Start of The records

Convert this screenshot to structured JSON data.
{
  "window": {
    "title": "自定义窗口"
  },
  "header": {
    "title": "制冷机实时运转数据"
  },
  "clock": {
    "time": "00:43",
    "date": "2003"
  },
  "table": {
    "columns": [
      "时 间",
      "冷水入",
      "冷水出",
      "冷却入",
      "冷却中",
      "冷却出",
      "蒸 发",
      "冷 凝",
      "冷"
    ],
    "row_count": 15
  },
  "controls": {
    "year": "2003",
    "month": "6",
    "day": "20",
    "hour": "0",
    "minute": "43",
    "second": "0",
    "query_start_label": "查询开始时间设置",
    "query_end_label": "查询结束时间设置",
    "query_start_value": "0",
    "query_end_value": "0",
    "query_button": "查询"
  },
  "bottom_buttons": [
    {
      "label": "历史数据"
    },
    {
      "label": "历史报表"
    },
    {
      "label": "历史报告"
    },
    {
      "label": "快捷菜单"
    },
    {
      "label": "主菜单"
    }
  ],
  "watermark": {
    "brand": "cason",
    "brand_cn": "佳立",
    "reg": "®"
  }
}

End of The records

Reproduce the records in full, exactly as written.

Convert this screenshot to structured JSON data.
{
  "window": {
    "title": "自定义窗口"
  },
  "header": {
    "title": "制冷机实时运转数据"
  },
  "clock": {
    "time": "00:43",
    "date": "2003"
  },
  "table": {
    "columns": [
      "时 间",
      "冷水入",
      "冷水出",
      "冷却入",
      "冷却中",
      "冷却出",
      "蒸 发",
      "冷 凝",
      "冷"
    ],
    "row_count": 15
  },
  "controls": {
    "year": "2003",
    "month": "6",
    "day": "20",
    "hour": "0",
    "minute": "43",
    "second": "0",
    "query_start_label": "查询开始时间设置",
    "query_end_label": "查询结束时间设置",
    "query_start_value": "0",
    "query_end_value": "0",
    "query_button": "查询"
  },
  "bottom_buttons": [
    {
      "label": "历史数据"
    },
    {
      "label": "历史报表"
    },
    {
      "label": "历史报告"
    },
    {
      "label": "快捷菜单"
    },
    {
      "label": "主菜单"
    }
  ],
  "watermark": {
    "brand": "cason",
    "brand_cn": "佳立",
    "reg": "®"
  }
}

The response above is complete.